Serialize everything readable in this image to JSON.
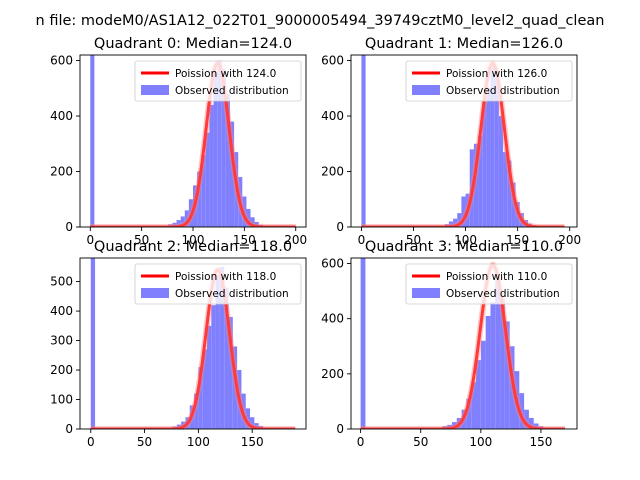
{
  "figure": {
    "suptitle": "n file: modeM0/AS1A12_022T01_9000005494_39749cztM0_level2_quad_clean",
    "colors": {
      "hist": "#8080ff",
      "curve": "#ff0000"
    }
  },
  "chart_data": [
    {
      "type": "bar",
      "title": "Quadrant 0: Median=124.0",
      "xlim": [
        -10,
        210
      ],
      "ylim": [
        0,
        620
      ],
      "xticks": [
        0,
        50,
        100,
        150,
        200
      ],
      "yticks": [
        0,
        200,
        400,
        600
      ],
      "legend": {
        "placement": "top-right",
        "entries": [
          "Poission with 124.0",
          "Observed distribution"
        ]
      },
      "bin_width": 4,
      "hist": [
        [
          0,
          620
        ],
        [
          68,
          2
        ],
        [
          72,
          5
        ],
        [
          76,
          10
        ],
        [
          80,
          15
        ],
        [
          84,
          25
        ],
        [
          88,
          38
        ],
        [
          92,
          60
        ],
        [
          96,
          100
        ],
        [
          100,
          150
        ],
        [
          104,
          200
        ],
        [
          108,
          260
        ],
        [
          112,
          340
        ],
        [
          116,
          440
        ],
        [
          120,
          560
        ],
        [
          124,
          600
        ],
        [
          128,
          570
        ],
        [
          132,
          480
        ],
        [
          136,
          380
        ],
        [
          140,
          270
        ],
        [
          144,
          180
        ],
        [
          148,
          110
        ],
        [
          152,
          65
        ],
        [
          156,
          35
        ],
        [
          160,
          18
        ],
        [
          164,
          8
        ],
        [
          168,
          5
        ],
        [
          172,
          2
        ]
      ],
      "poisson": {
        "mu": 124.0,
        "peak": 590,
        "xrange": [
          0,
          200
        ]
      }
    },
    {
      "type": "bar",
      "title": "Quadrant 1: Median=126.0",
      "xlim": [
        -10,
        207
      ],
      "ylim": [
        0,
        620
      ],
      "xticks": [
        0,
        50,
        100,
        150,
        200
      ],
      "yticks": [
        0,
        200,
        400,
        600
      ],
      "legend": {
        "placement": "top-right",
        "entries": [
          "Poission with 126.0",
          "Observed distribution"
        ]
      },
      "bin_width": 4,
      "hist": [
        [
          0,
          620
        ],
        [
          64,
          2
        ],
        [
          72,
          4
        ],
        [
          80,
          10
        ],
        [
          84,
          20
        ],
        [
          88,
          30
        ],
        [
          92,
          50
        ],
        [
          96,
          110
        ],
        [
          100,
          120
        ],
        [
          104,
          280
        ],
        [
          108,
          300
        ],
        [
          112,
          330
        ],
        [
          116,
          450
        ],
        [
          120,
          500
        ],
        [
          124,
          580
        ],
        [
          128,
          540
        ],
        [
          132,
          400
        ],
        [
          136,
          270
        ],
        [
          140,
          240
        ],
        [
          144,
          160
        ],
        [
          148,
          90
        ],
        [
          152,
          50
        ],
        [
          156,
          25
        ],
        [
          160,
          12
        ],
        [
          164,
          6
        ],
        [
          168,
          3
        ],
        [
          172,
          1
        ]
      ],
      "poisson": {
        "mu": 126.0,
        "peak": 590,
        "xrange": [
          0,
          195
        ]
      }
    },
    {
      "type": "bar",
      "title": "Quadrant 2: Median=118.0",
      "xlim": [
        -10,
        200
      ],
      "ylim": [
        0,
        580
      ],
      "xticks": [
        0,
        50,
        100,
        150
      ],
      "yticks": [
        0,
        100,
        200,
        300,
        400,
        500
      ],
      "legend": {
        "placement": "top-right",
        "entries": [
          "Poission with 118.0",
          "Observed distribution"
        ]
      },
      "bin_width": 4,
      "hist": [
        [
          0,
          580
        ],
        [
          64,
          2
        ],
        [
          72,
          4
        ],
        [
          76,
          8
        ],
        [
          80,
          15
        ],
        [
          84,
          25
        ],
        [
          88,
          40
        ],
        [
          92,
          80
        ],
        [
          96,
          120
        ],
        [
          100,
          210
        ],
        [
          104,
          270
        ],
        [
          108,
          350
        ],
        [
          112,
          420
        ],
        [
          116,
          520
        ],
        [
          120,
          550
        ],
        [
          124,
          480
        ],
        [
          128,
          380
        ],
        [
          132,
          280
        ],
        [
          136,
          200
        ],
        [
          140,
          120
        ],
        [
          144,
          70
        ],
        [
          148,
          40
        ],
        [
          152,
          20
        ],
        [
          156,
          10
        ],
        [
          160,
          5
        ],
        [
          164,
          2
        ]
      ],
      "poisson": {
        "mu": 118.0,
        "peak": 540,
        "xrange": [
          0,
          190
        ]
      }
    },
    {
      "type": "bar",
      "title": "Quadrant 3: Median=110.0",
      "xlim": [
        -8,
        180
      ],
      "ylim": [
        0,
        620
      ],
      "xticks": [
        0,
        50,
        100,
        150
      ],
      "yticks": [
        0,
        200,
        400,
        600
      ],
      "legend": {
        "placement": "top-right",
        "entries": [
          "Poission with 110.0",
          "Observed distribution"
        ]
      },
      "bin_width": 4,
      "hist": [
        [
          0,
          620
        ],
        [
          32,
          5
        ],
        [
          56,
          3
        ],
        [
          64,
          5
        ],
        [
          68,
          10
        ],
        [
          72,
          15
        ],
        [
          76,
          25
        ],
        [
          80,
          40
        ],
        [
          84,
          70
        ],
        [
          88,
          110
        ],
        [
          92,
          170
        ],
        [
          96,
          250
        ],
        [
          100,
          320
        ],
        [
          104,
          410
        ],
        [
          108,
          460
        ],
        [
          112,
          560
        ],
        [
          116,
          470
        ],
        [
          120,
          390
        ],
        [
          124,
          300
        ],
        [
          128,
          210
        ],
        [
          132,
          130
        ],
        [
          136,
          70
        ],
        [
          140,
          40
        ],
        [
          144,
          20
        ],
        [
          148,
          10
        ],
        [
          152,
          5
        ],
        [
          156,
          2
        ]
      ],
      "poisson": {
        "mu": 110.0,
        "peak": 595,
        "xrange": [
          0,
          170
        ]
      }
    }
  ]
}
────────────────────────────────────────
■ SET PROBLEM
Exclude the images, then output the data above word for word.

■ SOLUTION FOR THIS PROBLEM
Serialize everything readable in this image to JSON.
{
  "figure": {
    "suptitle": "n file: modeM0/AS1A12_022T01_9000005494_39749cztM0_level2_quad_clean",
    "colors": {
      "hist": "#8080ff",
      "curve": "#ff0000"
    }
  },
  "chart_data": [
    {
      "type": "bar",
      "title": "Quadrant 0: Median=124.0",
      "xlim": [
        -10,
        210
      ],
      "ylim": [
        0,
        620
      ],
      "xticks": [
        0,
        50,
        100,
        150,
        200
      ],
      "yticks": [
        0,
        200,
        400,
        600
      ],
      "legend": {
        "placement": "top-right",
        "entries": [
          "Poission with 124.0",
          "Observed distribution"
        ]
      },
      "bin_width": 4,
      "hist": [
        [
          0,
          620
        ],
        [
          68,
          2
        ],
        [
          72,
          5
        ],
        [
          76,
          10
        ],
        [
          80,
          15
        ],
        [
          84,
          25
        ],
        [
          88,
          38
        ],
        [
          92,
          60
        ],
        [
          96,
          100
        ],
        [
          100,
          150
        ],
        [
          104,
          200
        ],
        [
          108,
          260
        ],
        [
          112,
          340
        ],
        [
          116,
          440
        ],
        [
          120,
          560
        ],
        [
          124,
          600
        ],
        [
          128,
          570
        ],
        [
          132,
          480
        ],
        [
          136,
          380
        ],
        [
          140,
          270
        ],
        [
          144,
          180
        ],
        [
          148,
          110
        ],
        [
          152,
          65
        ],
        [
          156,
          35
        ],
        [
          160,
          18
        ],
        [
          164,
          8
        ],
        [
          168,
          5
        ],
        [
          172,
          2
        ]
      ],
      "poisson": {
        "mu": 124.0,
        "peak": 590,
        "xrange": [
          0,
          200
        ]
      }
    },
    {
      "type": "bar",
      "title": "Quadrant 1: Median=126.0",
      "xlim": [
        -10,
        207
      ],
      "ylim": [
        0,
        620
      ],
      "xticks": [
        0,
        50,
        100,
        150,
        200
      ],
      "yticks": [
        0,
        200,
        400,
        600
      ],
      "legend": {
        "placement": "top-right",
        "entries": [
          "Poission with 126.0",
          "Observed distribution"
        ]
      },
      "bin_width": 4,
      "hist": [
        [
          0,
          620
        ],
        [
          64,
          2
        ],
        [
          72,
          4
        ],
        [
          80,
          10
        ],
        [
          84,
          20
        ],
        [
          88,
          30
        ],
        [
          92,
          50
        ],
        [
          96,
          110
        ],
        [
          100,
          120
        ],
        [
          104,
          280
        ],
        [
          108,
          300
        ],
        [
          112,
          330
        ],
        [
          116,
          450
        ],
        [
          120,
          500
        ],
        [
          124,
          580
        ],
        [
          128,
          540
        ],
        [
          132,
          400
        ],
        [
          136,
          270
        ],
        [
          140,
          240
        ],
        [
          144,
          160
        ],
        [
          148,
          90
        ],
        [
          152,
          50
        ],
        [
          156,
          25
        ],
        [
          160,
          12
        ],
        [
          164,
          6
        ],
        [
          168,
          3
        ],
        [
          172,
          1
        ]
      ],
      "poisson": {
        "mu": 126.0,
        "peak": 590,
        "xrange": [
          0,
          195
        ]
      }
    },
    {
      "type": "bar",
      "title": "Quadrant 2: Median=118.0",
      "xlim": [
        -10,
        200
      ],
      "ylim": [
        0,
        580
      ],
      "xticks": [
        0,
        50,
        100,
        150
      ],
      "yticks": [
        0,
        100,
        200,
        300,
        400,
        500
      ],
      "legend": {
        "placement": "top-right",
        "entries": [
          "Poission with 118.0",
          "Observed distribution"
        ]
      },
      "bin_width": 4,
      "hist": [
        [
          0,
          580
        ],
        [
          64,
          2
        ],
        [
          72,
          4
        ],
        [
          76,
          8
        ],
        [
          80,
          15
        ],
        [
          84,
          25
        ],
        [
          88,
          40
        ],
        [
          92,
          80
        ],
        [
          96,
          120
        ],
        [
          100,
          210
        ],
        [
          104,
          270
        ],
        [
          108,
          350
        ],
        [
          112,
          420
        ],
        [
          116,
          520
        ],
        [
          120,
          550
        ],
        [
          124,
          480
        ],
        [
          128,
          380
        ],
        [
          132,
          280
        ],
        [
          136,
          200
        ],
        [
          140,
          120
        ],
        [
          144,
          70
        ],
        [
          148,
          40
        ],
        [
          152,
          20
        ],
        [
          156,
          10
        ],
        [
          160,
          5
        ],
        [
          164,
          2
        ]
      ],
      "poisson": {
        "mu": 118.0,
        "peak": 540,
        "xrange": [
          0,
          190
        ]
      }
    },
    {
      "type": "bar",
      "title": "Quadrant 3: Median=110.0",
      "xlim": [
        -8,
        180
      ],
      "ylim": [
        0,
        620
      ],
      "xticks": [
        0,
        50,
        100,
        150
      ],
      "yticks": [
        0,
        200,
        400,
        600
      ],
      "legend": {
        "placement": "top-right",
        "entries": [
          "Poission with 110.0",
          "Observed distribution"
        ]
      },
      "bin_width": 4,
      "hist": [
        [
          0,
          620
        ],
        [
          32,
          5
        ],
        [
          56,
          3
        ],
        [
          64,
          5
        ],
        [
          68,
          10
        ],
        [
          72,
          15
        ],
        [
          76,
          25
        ],
        [
          80,
          40
        ],
        [
          84,
          70
        ],
        [
          88,
          110
        ],
        [
          92,
          170
        ],
        [
          96,
          250
        ],
        [
          100,
          320
        ],
        [
          104,
          410
        ],
        [
          108,
          460
        ],
        [
          112,
          560
        ],
        [
          116,
          470
        ],
        [
          120,
          390
        ],
        [
          124,
          300
        ],
        [
          128,
          210
        ],
        [
          132,
          130
        ],
        [
          136,
          70
        ],
        [
          140,
          40
        ],
        [
          144,
          20
        ],
        [
          148,
          10
        ],
        [
          152,
          5
        ],
        [
          156,
          2
        ]
      ],
      "poisson": {
        "mu": 110.0,
        "peak": 595,
        "xrange": [
          0,
          170
        ]
      }
    }
  ]
}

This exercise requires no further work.